(Saved data entries)
[BEGIN]
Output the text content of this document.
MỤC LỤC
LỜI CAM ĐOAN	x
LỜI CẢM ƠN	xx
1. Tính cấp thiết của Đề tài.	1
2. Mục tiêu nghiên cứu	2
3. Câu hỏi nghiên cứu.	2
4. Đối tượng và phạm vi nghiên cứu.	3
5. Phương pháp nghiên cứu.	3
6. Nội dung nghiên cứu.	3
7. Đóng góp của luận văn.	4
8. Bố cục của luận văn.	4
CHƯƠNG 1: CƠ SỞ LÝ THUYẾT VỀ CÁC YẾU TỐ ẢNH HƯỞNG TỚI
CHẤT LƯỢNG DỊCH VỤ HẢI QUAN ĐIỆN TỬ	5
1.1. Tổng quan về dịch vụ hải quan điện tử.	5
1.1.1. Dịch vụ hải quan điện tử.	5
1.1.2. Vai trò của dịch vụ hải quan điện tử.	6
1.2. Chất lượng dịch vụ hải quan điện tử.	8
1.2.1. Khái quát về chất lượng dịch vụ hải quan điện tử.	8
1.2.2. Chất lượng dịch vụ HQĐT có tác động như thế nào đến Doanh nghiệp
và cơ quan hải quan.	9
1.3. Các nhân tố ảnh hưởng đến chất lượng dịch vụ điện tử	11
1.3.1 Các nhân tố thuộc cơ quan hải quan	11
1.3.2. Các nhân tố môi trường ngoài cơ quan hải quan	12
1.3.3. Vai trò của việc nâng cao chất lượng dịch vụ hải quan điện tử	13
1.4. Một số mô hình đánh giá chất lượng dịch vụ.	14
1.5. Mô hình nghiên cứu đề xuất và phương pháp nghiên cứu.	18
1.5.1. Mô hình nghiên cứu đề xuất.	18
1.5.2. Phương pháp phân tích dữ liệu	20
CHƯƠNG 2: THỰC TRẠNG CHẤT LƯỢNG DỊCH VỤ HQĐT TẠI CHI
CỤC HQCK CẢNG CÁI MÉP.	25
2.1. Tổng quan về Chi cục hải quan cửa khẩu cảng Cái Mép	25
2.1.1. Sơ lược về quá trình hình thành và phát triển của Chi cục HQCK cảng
[END]
[BEGIN]
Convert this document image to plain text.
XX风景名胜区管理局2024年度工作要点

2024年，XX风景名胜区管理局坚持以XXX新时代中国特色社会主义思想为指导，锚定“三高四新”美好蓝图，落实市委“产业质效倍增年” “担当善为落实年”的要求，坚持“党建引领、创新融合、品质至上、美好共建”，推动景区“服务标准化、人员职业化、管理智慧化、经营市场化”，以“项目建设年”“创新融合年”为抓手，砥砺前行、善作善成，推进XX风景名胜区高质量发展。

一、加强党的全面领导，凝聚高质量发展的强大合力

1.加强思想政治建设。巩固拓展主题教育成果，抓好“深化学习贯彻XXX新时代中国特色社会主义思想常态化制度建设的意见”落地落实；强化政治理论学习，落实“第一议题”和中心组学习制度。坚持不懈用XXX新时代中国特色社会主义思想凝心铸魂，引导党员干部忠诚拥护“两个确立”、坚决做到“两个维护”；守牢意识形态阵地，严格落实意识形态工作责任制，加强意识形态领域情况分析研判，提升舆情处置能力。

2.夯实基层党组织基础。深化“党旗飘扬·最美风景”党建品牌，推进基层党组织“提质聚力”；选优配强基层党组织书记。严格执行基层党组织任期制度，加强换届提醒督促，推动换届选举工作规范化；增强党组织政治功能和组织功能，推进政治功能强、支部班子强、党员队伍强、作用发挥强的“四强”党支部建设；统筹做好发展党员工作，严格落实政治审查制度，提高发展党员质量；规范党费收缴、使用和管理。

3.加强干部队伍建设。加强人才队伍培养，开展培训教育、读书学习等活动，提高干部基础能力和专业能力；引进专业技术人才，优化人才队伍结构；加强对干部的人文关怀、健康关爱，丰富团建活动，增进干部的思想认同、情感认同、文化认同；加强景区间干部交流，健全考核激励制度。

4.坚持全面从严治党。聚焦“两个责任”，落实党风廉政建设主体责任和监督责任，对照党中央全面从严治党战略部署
[END]
## DIRECTIONS
Give only the number of lines in the material above that include the word "document".

## THE REPLY
2